→ STATED TASK: Restate, word for word, all of the material shown below.

→ TASK INPUT:
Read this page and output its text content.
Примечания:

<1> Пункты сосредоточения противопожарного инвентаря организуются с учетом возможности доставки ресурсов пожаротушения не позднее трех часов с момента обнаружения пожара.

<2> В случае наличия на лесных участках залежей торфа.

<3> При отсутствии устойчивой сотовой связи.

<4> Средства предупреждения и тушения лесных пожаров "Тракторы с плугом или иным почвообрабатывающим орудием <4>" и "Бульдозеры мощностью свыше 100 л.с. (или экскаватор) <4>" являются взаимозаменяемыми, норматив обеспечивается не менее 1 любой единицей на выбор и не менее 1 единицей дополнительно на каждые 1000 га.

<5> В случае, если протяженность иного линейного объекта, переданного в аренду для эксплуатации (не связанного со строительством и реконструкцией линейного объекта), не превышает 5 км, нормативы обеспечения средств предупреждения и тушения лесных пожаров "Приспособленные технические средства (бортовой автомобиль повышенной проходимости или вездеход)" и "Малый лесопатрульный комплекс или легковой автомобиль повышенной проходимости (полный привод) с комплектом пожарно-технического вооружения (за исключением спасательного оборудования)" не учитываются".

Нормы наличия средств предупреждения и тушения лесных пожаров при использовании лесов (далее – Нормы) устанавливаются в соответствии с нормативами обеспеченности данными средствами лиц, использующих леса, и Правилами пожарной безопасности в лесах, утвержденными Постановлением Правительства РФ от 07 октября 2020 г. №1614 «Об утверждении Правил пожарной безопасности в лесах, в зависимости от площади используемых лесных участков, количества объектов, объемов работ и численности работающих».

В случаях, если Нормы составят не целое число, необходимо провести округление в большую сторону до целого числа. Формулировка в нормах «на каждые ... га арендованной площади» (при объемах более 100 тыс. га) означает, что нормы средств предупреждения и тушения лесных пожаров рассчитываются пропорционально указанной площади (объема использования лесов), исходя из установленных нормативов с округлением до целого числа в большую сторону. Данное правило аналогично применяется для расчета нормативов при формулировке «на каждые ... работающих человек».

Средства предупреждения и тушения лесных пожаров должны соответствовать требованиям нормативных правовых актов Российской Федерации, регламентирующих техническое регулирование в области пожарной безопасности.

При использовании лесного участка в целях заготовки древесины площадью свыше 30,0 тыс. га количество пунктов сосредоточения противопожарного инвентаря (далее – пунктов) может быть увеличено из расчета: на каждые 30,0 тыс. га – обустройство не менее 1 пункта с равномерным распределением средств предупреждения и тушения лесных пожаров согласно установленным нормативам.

→ FINISHED TASK:
Read this page and output its text content.
Примечания:

<1> Пункты сосредоточения противопожарного инвентаря организуются с учетом возможности доставки ресурсов пожаротушения не позднее трех часов с момента обнаружения пожара.

<2> В случае наличия на лесных участках залежей торфа.

<3> При отсутствии устойчивой сотовой связи.

<4> Средства предупреждения и тушения лесных пожаров "Тракторы с плугом или иным почвообрабатывающим орудием <4>" и "Бульдозеры мощностью свыше 100 л.с. (или экскаватор) <4>" являются взаимозаменяемыми, норматив обеспечивается не менее 1 любой единицей на выбор и не менее 1 единицей дополнительно на каждые 1000 га.

<5> В случае, если протяженность иного линейного объекта, переданного в аренду для эксплуатации (не связанного со строительством и реконструкцией линейного объекта), не превышает 5 км, нормативы обеспечения средств предупреждения и тушения лесных пожаров "Приспособленные технические средства (бортовой автомобиль повышенной проходимости или вездеход)" и "Малый лесопатрульный комплекс или легковой автомобиль повышенной проходимости (полный привод) с комплектом пожарно-технического вооружения (за исключением спасательного оборудования)" не учитываются".

Нормы наличия средств предупреждения и тушения лесных пожаров при использовании лесов (далее – Нормы) устанавливаются в соответствии с нормативами обеспеченности данными средствами лиц, использующих леса, и Правилами пожарной безопасности в лесах, утвержденными Постановлением Правительства РФ от 07 октября 2020 г. №1614 «Об утверждении Правил пожарной безопасности в лесах, в зависимости от площади используемых лесных участков, количества объектов, объемов работ и численности работающих».

В случаях, если Нормы составят не целое число, необходимо провести округление в большую сторону до целого числа. Формулировка в нормах «на каждые ... га арендованной площади» (при объемах более 100 тыс. га) означает, что нормы средств предупреждения и тушения лесных пожаров рассчитываются пропорционально указанной площади (объема использования лесов), исходя из установленных нормативов с округлением до целого числа в большую сторону. Данное правило аналогично применяется для расчета нормативов при формулировке «на каждые ... работающих человек».

Средства предупреждения и тушения лесных пожаров должны соответствовать требованиям нормативных правовых актов Российской Федерации, регламентирующих техническое регулирование в области пожарной безопасности.

При использовании лесного участка в целях заготовки древесины площадью свыше 30,0 тыс. га количество пунктов сосредоточения противопожарного инвентаря (далее – пунктов) может быть увеличено из расчета: на каждые 30,0 тыс. га – обустройство не менее 1 пункта с равномерным распределением средств предупреждения и тушения лесных пожаров согласно установленным нормативам.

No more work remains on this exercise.